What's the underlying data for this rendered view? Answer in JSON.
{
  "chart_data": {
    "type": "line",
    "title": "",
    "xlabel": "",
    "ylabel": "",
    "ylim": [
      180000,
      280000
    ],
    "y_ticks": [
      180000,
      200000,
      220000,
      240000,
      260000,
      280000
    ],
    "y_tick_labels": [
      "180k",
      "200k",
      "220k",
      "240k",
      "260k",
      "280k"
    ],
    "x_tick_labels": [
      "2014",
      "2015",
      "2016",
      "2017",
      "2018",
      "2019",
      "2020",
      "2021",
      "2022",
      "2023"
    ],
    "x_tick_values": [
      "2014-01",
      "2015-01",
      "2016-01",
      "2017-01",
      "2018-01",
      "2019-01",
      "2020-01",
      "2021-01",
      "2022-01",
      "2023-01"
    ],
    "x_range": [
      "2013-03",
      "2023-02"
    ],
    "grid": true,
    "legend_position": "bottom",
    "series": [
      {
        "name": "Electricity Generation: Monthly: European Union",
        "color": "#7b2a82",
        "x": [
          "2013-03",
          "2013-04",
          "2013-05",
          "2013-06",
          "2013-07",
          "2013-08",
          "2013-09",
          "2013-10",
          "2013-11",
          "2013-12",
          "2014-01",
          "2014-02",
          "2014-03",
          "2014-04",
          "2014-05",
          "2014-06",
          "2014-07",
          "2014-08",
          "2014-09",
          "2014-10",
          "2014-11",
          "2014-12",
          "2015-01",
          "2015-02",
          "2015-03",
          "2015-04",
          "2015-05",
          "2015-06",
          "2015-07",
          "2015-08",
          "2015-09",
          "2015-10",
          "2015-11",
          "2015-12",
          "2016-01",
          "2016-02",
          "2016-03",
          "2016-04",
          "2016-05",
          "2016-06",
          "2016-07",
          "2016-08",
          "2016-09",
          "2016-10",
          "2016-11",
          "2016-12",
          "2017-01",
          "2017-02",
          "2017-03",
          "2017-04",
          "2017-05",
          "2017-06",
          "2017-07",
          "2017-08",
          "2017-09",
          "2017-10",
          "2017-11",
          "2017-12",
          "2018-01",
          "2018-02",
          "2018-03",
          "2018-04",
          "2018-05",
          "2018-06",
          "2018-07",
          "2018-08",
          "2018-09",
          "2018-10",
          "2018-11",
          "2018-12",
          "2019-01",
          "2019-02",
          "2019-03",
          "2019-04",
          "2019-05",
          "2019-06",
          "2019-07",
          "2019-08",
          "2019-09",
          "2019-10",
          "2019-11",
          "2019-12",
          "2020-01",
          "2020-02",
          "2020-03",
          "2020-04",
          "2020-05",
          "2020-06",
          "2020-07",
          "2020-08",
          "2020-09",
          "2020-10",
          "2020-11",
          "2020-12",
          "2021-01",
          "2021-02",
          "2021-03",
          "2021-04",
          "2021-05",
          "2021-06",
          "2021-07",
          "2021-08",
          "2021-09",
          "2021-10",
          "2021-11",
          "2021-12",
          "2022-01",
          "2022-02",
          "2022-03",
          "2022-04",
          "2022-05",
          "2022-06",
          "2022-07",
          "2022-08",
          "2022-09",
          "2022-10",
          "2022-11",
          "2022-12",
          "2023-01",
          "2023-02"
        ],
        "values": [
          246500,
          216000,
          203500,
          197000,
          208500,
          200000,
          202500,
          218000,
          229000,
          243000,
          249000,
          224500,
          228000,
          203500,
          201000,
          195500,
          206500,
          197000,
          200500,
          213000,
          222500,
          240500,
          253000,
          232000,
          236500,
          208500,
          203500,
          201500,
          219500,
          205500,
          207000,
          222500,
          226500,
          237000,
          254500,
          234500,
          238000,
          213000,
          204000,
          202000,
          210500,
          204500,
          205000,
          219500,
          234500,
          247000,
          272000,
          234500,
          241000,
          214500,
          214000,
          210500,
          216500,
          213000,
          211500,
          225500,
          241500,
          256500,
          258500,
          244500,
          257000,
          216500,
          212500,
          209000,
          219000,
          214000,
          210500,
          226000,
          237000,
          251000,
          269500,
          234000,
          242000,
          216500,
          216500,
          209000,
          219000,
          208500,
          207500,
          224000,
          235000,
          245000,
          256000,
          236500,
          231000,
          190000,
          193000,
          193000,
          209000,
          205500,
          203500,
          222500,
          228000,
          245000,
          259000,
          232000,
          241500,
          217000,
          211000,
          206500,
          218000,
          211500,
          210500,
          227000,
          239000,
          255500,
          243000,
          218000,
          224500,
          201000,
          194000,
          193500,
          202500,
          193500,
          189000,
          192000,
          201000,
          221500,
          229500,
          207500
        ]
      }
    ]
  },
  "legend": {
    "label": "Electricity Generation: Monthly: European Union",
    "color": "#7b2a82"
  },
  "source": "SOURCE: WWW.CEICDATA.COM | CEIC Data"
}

■ ■ ■ ■

Stated goal
The entries above must be returned in full, exactly as shown.

Task response
What's the underlying data for this rendered view? Answer in JSON.
{
  "chart_data": {
    "type": "line",
    "title": "",
    "xlabel": "",
    "ylabel": "",
    "ylim": [
      180000,
      280000
    ],
    "y_ticks": [
      180000,
      200000,
      220000,
      240000,
      260000,
      280000
    ],
    "y_tick_labels": [
      "180k",
      "200k",
      "220k",
      "240k",
      "260k",
      "280k"
    ],
    "x_tick_labels": [
      "2014",
      "2015",
      "2016",
      "2017",
      "2018",
      "2019",
      "2020",
      "2021",
      "2022",
      "2023"
    ],
    "x_tick_values": [
      "2014-01",
      "2015-01",
      "2016-01",
      "2017-01",
      "2018-01",
      "2019-01",
      "2020-01",
      "2021-01",
      "2022-01",
      "2023-01"
    ],
    "x_range": [
      "2013-03",
      "2023-02"
    ],
    "grid": true,
    "legend_position": "bottom",
    "series": [
      {
        "name": "Electricity Generation: Monthly: European Union",
        "color": "#7b2a82",
        "x": [
          "2013-03",
          "2013-04",
          "2013-05",
          "2013-06",
          "2013-07",
          "2013-08",
          "2013-09",
          "2013-10",
          "2013-11",
          "2013-12",
          "2014-01",
          "2014-02",
          "2014-03",
          "2014-04",
          "2014-05",
          "2014-06",
          "2014-07",
          "2014-08",
          "2014-09",
          "2014-10",
          "2014-11",
          "2014-12",
          "2015-01",
          "2015-02",
          "2015-03",
          "2015-04",
          "2015-05",
          "2015-06",
          "2015-07",
          "2015-08",
          "2015-09",
          "2015-10",
          "2015-11",
          "2015-12",
          "2016-01",
          "2016-02",
          "2016-03",
          "2016-04",
          "2016-05",
          "2016-06",
          "2016-07",
          "2016-08",
          "2016-09",
          "2016-10",
          "2016-11",
          "2016-12",
          "2017-01",
          "2017-02",
          "2017-03",
          "2017-04",
          "2017-05",
          "2017-06",
          "2017-07",
          "2017-08",
          "2017-09",
          "2017-10",
          "2017-11",
          "2017-12",
          "2018-01",
          "2018-02",
          "2018-03",
          "2018-04",
          "2018-05",
          "2018-06",
          "2018-07",
          "2018-08",
          "2018-09",
          "2018-10",
          "2018-11",
          "2018-12",
          "2019-01",
          "2019-02",
          "2019-03",
          "2019-04",
          "2019-05",
          "2019-06",
          "2019-07",
          "2019-08",
          "2019-09",
          "2019-10",
          "2019-11",
          "2019-12",
          "2020-01",
          "2020-02",
          "2020-03",
          "2020-04",
          "2020-05",
          "2020-06",
          "2020-07",
          "2020-08",
          "2020-09",
          "2020-10",
          "2020-11",
          "2020-12",
          "2021-01",
          "2021-02",
          "2021-03",
          "2021-04",
          "2021-05",
          "2021-06",
          "2021-07",
          "2021-08",
          "2021-09",
          "2021-10",
          "2021-11",
          "2021-12",
          "2022-01",
          "2022-02",
          "2022-03",
          "2022-04",
          "2022-05",
          "2022-06",
          "2022-07",
          "2022-08",
          "2022-09",
          "2022-10",
          "2022-11",
          "2022-12",
          "2023-01",
          "2023-02"
        ],
        "values": [
          246500,
          216000,
          203500,
          197000,
          208500,
          200000,
          202500,
          218000,
          229000,
          243000,
          249000,
          224500,
          228000,
          203500,
          201000,
          195500,
          206500,
          197000,
          200500,
          213000,
          222500,
          240500,
          253000,
          232000,
          236500,
          208500,
          203500,
          201500,
          219500,
          205500,
          207000,
          222500,
          226500,
          237000,
          254500,
          234500,
          238000,
          213000,
          204000,
          202000,
          210500,
          204500,
          205000,
          219500,
          234500,
          247000,
          272000,
          234500,
          241000,
          214500,
          214000,
          210500,
          216500,
          213000,
          211500,
          225500,
          241500,
          256500,
          258500,
          244500,
          257000,
          216500,
          212500,
          209000,
          219000,
          214000,
          210500,
          226000,
          237000,
          251000,
          269500,
          234000,
          242000,
          216500,
          216500,
          209000,
          219000,
          208500,
          207500,
          224000,
          235000,
          245000,
          256000,
          236500,
          231000,
          190000,
          193000,
          193000,
          209000,
          205500,
          203500,
          222500,
          228000,
          245000,
          259000,
          232000,
          241500,
          217000,
          211000,
          206500,
          218000,
          211500,
          210500,
          227000,
          239000,
          255500,
          243000,
          218000,
          224500,
          201000,
          194000,
          193500,
          202500,
          193500,
          189000,
          192000,
          201000,
          221500,
          229500,
          207500
        ]
      }
    ]
  },
  "legend": {
    "label": "Electricity Generation: Monthly: European Union",
    "color": "#7b2a82"
  },
  "source": "SOURCE: WWW.CEICDATA.COM | CEIC Data"
}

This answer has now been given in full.